> _WHAT THE EXERCISE ASKS_
Every entry that follows should be repeated exactly; drop the images.

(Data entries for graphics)
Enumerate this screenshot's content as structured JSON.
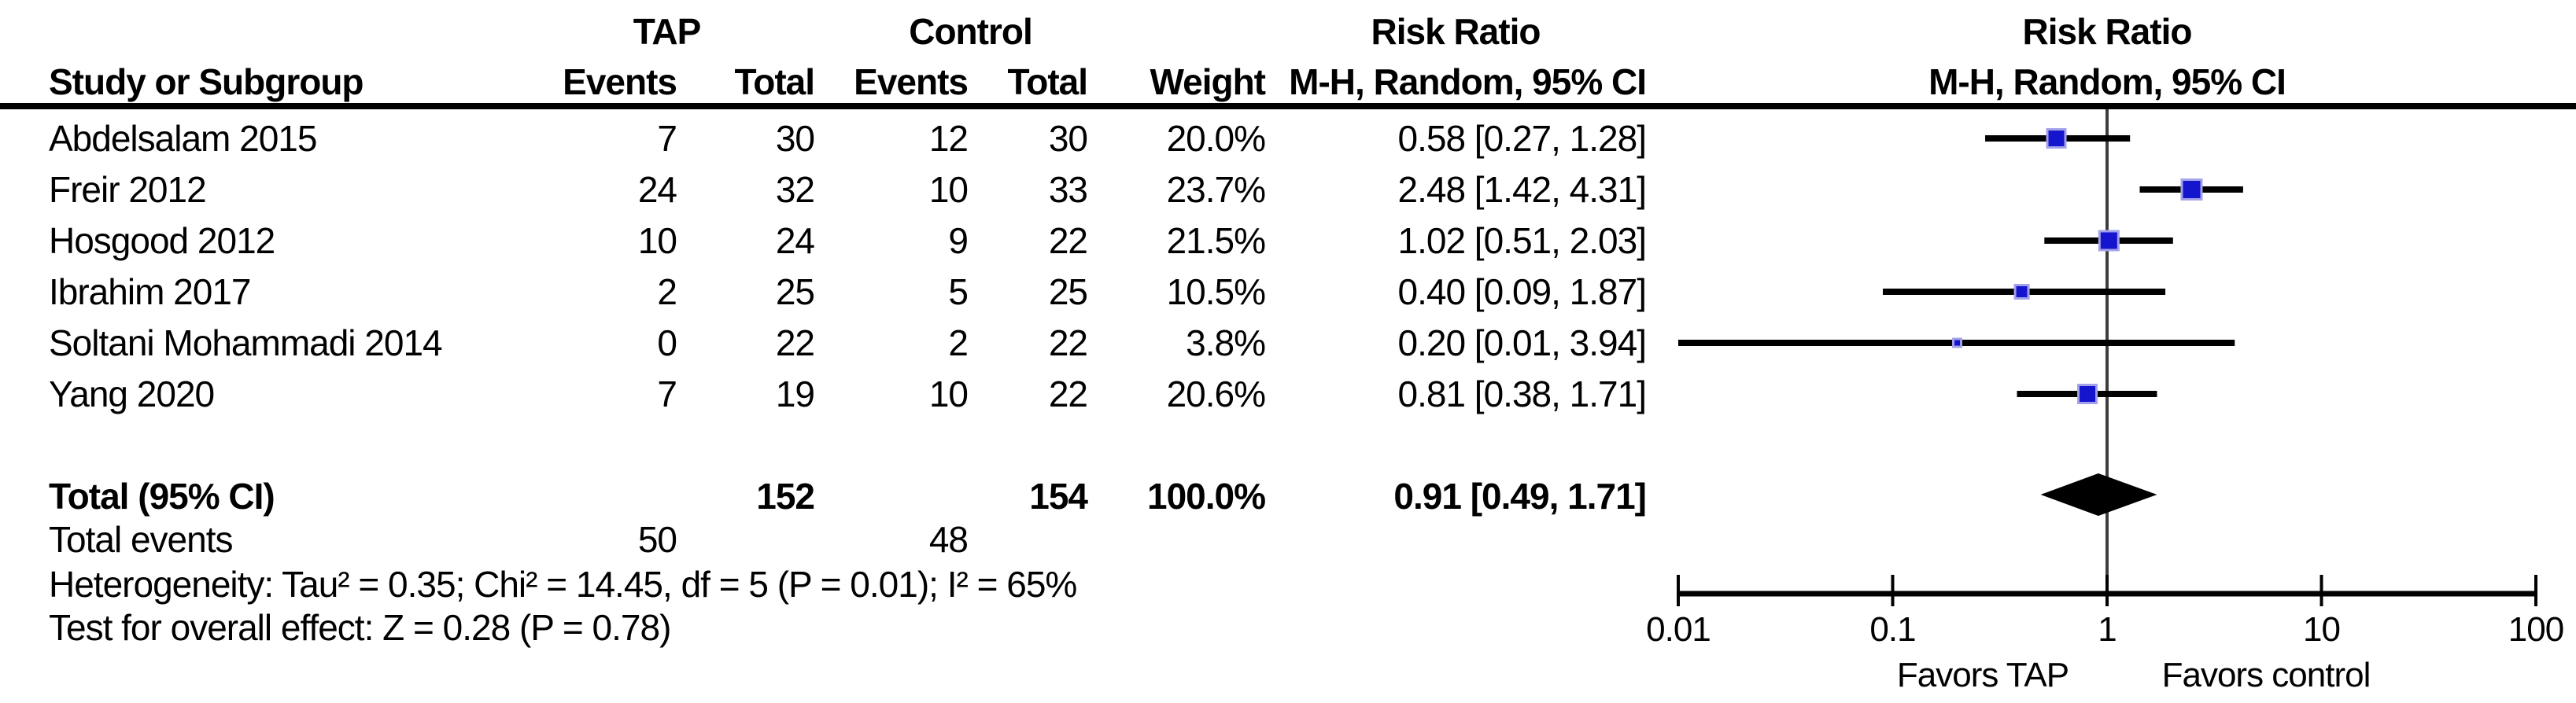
{
  "figure_type": "forest-plot",
  "group_headers": {
    "tap": "TAP",
    "control": "Control",
    "risk_ratio_text_col": "Risk Ratio",
    "risk_ratio_plot_col": "Risk Ratio"
  },
  "column_headers": {
    "study": "Study or Subgroup",
    "events_tap": "Events",
    "total_tap": "Total",
    "events_control": "Events",
    "total_control": "Total",
    "weight": "Weight",
    "ci_text": "M-H, Random, 95% CI",
    "ci_plot": "M-H, Random, 95% CI"
  },
  "studies": [
    {
      "name": "Abdelsalam 2015",
      "events_tap": "7",
      "total_tap": "30",
      "events_control": "12",
      "total_control": "30",
      "weight": "20.0%",
      "ci_text": "0.58 [0.27, 1.28]"
    },
    {
      "name": "Freir 2012",
      "events_tap": "24",
      "total_tap": "32",
      "events_control": "10",
      "total_control": "33",
      "weight": "23.7%",
      "ci_text": "2.48 [1.42, 4.31]"
    },
    {
      "name": "Hosgood 2012",
      "events_tap": "10",
      "total_tap": "24",
      "events_control": "9",
      "total_control": "22",
      "weight": "21.5%",
      "ci_text": "1.02 [0.51, 2.03]"
    },
    {
      "name": "Ibrahim 2017",
      "events_tap": "2",
      "total_tap": "25",
      "events_control": "5",
      "total_control": "25",
      "weight": "10.5%",
      "ci_text": "0.40 [0.09, 1.87]"
    },
    {
      "name": "Soltani Mohammadi 2014",
      "events_tap": "0",
      "total_tap": "22",
      "events_control": "2",
      "total_control": "22",
      "weight": "3.8%",
      "ci_text": "0.20 [0.01, 3.94]"
    },
    {
      "name": "Yang 2020",
      "events_tap": "7",
      "total_tap": "19",
      "events_control": "10",
      "total_control": "22",
      "weight": "20.6%",
      "ci_text": "0.81 [0.38, 1.71]"
    }
  ],
  "total_row": {
    "label": "Total (95% CI)",
    "total_tap": "152",
    "total_control": "154",
    "weight": "100.0%",
    "ci_text": "0.91 [0.49, 1.71]"
  },
  "total_events_row": {
    "label": "Total events",
    "events_tap": "50",
    "events_control": "48"
  },
  "heterogeneity_line": "Heterogeneity: Tau² = 0.35; Chi² = 14.45, df = 5 (P = 0.01); I² = 65%",
  "overall_effect_line": "Test for overall effect: Z = 0.28 (P = 0.78)",
  "chart_data": {
    "type": "forest",
    "effect_measure": "Risk Ratio",
    "method": "M-H, Random, 95% CI",
    "x_scale": "log10",
    "x_ticks": [
      0.01,
      0.1,
      1,
      10,
      100
    ],
    "x_tick_labels": [
      "0.01",
      "0.1",
      "1",
      "10",
      "100"
    ],
    "x_range": [
      0.01,
      100
    ],
    "null_line_at": 1,
    "axis_annotation_left": "Favors TAP",
    "axis_annotation_right": "Favors control",
    "studies": [
      {
        "name": "Abdelsalam 2015",
        "rr": 0.58,
        "ci_low": 0.27,
        "ci_high": 1.28,
        "weight_pct": 20.0
      },
      {
        "name": "Freir 2012",
        "rr": 2.48,
        "ci_low": 1.42,
        "ci_high": 4.31,
        "weight_pct": 23.7
      },
      {
        "name": "Hosgood 2012",
        "rr": 1.02,
        "ci_low": 0.51,
        "ci_high": 2.03,
        "weight_pct": 21.5
      },
      {
        "name": "Ibrahim 2017",
        "rr": 0.4,
        "ci_low": 0.09,
        "ci_high": 1.87,
        "weight_pct": 10.5
      },
      {
        "name": "Soltani Mohammadi 2014",
        "rr": 0.2,
        "ci_low": 0.01,
        "ci_high": 3.94,
        "weight_pct": 3.8
      },
      {
        "name": "Yang 2020",
        "rr": 0.81,
        "ci_low": 0.38,
        "ci_high": 1.71,
        "weight_pct": 20.6
      }
    ],
    "overall": {
      "label": "Total (95% CI)",
      "rr": 0.91,
      "ci_low": 0.49,
      "ci_high": 1.71,
      "weight_pct": 100.0
    }
  },
  "colors": {
    "square_fill": "#1515cd",
    "square_border": "#a3a1e8",
    "ci_line": "#000000",
    "null_line": "#3d3d3d",
    "diamond": "#000000",
    "rule": "#000000",
    "text": "#000000",
    "background": "#ffffff"
  }
}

> _THE RESULT_
Enumerate this screenshot's content as structured JSON.
{
  "figure_type": "forest-plot",
  "group_headers": {
    "tap": "TAP",
    "control": "Control",
    "risk_ratio_text_col": "Risk Ratio",
    "risk_ratio_plot_col": "Risk Ratio"
  },
  "column_headers": {
    "study": "Study or Subgroup",
    "events_tap": "Events",
    "total_tap": "Total",
    "events_control": "Events",
    "total_control": "Total",
    "weight": "Weight",
    "ci_text": "M-H, Random, 95% CI",
    "ci_plot": "M-H, Random, 95% CI"
  },
  "studies": [
    {
      "name": "Abdelsalam 2015",
      "events_tap": "7",
      "total_tap": "30",
      "events_control": "12",
      "total_control": "30",
      "weight": "20.0%",
      "ci_text": "0.58 [0.27, 1.28]"
    },
    {
      "name": "Freir 2012",
      "events_tap": "24",
      "total_tap": "32",
      "events_control": "10",
      "total_control": "33",
      "weight": "23.7%",
      "ci_text": "2.48 [1.42, 4.31]"
    },
    {
      "name": "Hosgood 2012",
      "events_tap": "10",
      "total_tap": "24",
      "events_control": "9",
      "total_control": "22",
      "weight": "21.5%",
      "ci_text": "1.02 [0.51, 2.03]"
    },
    {
      "name": "Ibrahim 2017",
      "events_tap": "2",
      "total_tap": "25",
      "events_control": "5",
      "total_control": "25",
      "weight": "10.5%",
      "ci_text": "0.40 [0.09, 1.87]"
    },
    {
      "name": "Soltani Mohammadi 2014",
      "events_tap": "0",
      "total_tap": "22",
      "events_control": "2",
      "total_control": "22",
      "weight": "3.8%",
      "ci_text": "0.20 [0.01, 3.94]"
    },
    {
      "name": "Yang 2020",
      "events_tap": "7",
      "total_tap": "19",
      "events_control": "10",
      "total_control": "22",
      "weight": "20.6%",
      "ci_text": "0.81 [0.38, 1.71]"
    }
  ],
  "total_row": {
    "label": "Total (95% CI)",
    "total_tap": "152",
    "total_control": "154",
    "weight": "100.0%",
    "ci_text": "0.91 [0.49, 1.71]"
  },
  "total_events_row": {
    "label": "Total events",
    "events_tap": "50",
    "events_control": "48"
  },
  "heterogeneity_line": "Heterogeneity: Tau² = 0.35; Chi² = 14.45, df = 5 (P = 0.01); I² = 65%",
  "overall_effect_line": "Test for overall effect: Z = 0.28 (P = 0.78)",
  "chart_data": {
    "type": "forest",
    "effect_measure": "Risk Ratio",
    "method": "M-H, Random, 95% CI",
    "x_scale": "log10",
    "x_ticks": [
      0.01,
      0.1,
      1,
      10,
      100
    ],
    "x_tick_labels": [
      "0.01",
      "0.1",
      "1",
      "10",
      "100"
    ],
    "x_range": [
      0.01,
      100
    ],
    "null_line_at": 1,
    "axis_annotation_left": "Favors TAP",
    "axis_annotation_right": "Favors control",
    "studies": [
      {
        "name": "Abdelsalam 2015",
        "rr": 0.58,
        "ci_low": 0.27,
        "ci_high": 1.28,
        "weight_pct": 20.0
      },
      {
        "name": "Freir 2012",
        "rr": 2.48,
        "ci_low": 1.42,
        "ci_high": 4.31,
        "weight_pct": 23.7
      },
      {
        "name": "Hosgood 2012",
        "rr": 1.02,
        "ci_low": 0.51,
        "ci_high": 2.03,
        "weight_pct": 21.5
      },
      {
        "name": "Ibrahim 2017",
        "rr": 0.4,
        "ci_low": 0.09,
        "ci_high": 1.87,
        "weight_pct": 10.5
      },
      {
        "name": "Soltani Mohammadi 2014",
        "rr": 0.2,
        "ci_low": 0.01,
        "ci_high": 3.94,
        "weight_pct": 3.8
      },
      {
        "name": "Yang 2020",
        "rr": 0.81,
        "ci_low": 0.38,
        "ci_high": 1.71,
        "weight_pct": 20.6
      }
    ],
    "overall": {
      "label": "Total (95% CI)",
      "rr": 0.91,
      "ci_low": 0.49,
      "ci_high": 1.71,
      "weight_pct": 100.0
    }
  },
  "colors": {
    "square_fill": "#1515cd",
    "square_border": "#a3a1e8",
    "ci_line": "#000000",
    "null_line": "#3d3d3d",
    "diamond": "#000000",
    "rule": "#000000",
    "text": "#000000",
    "background": "#ffffff"
  }
}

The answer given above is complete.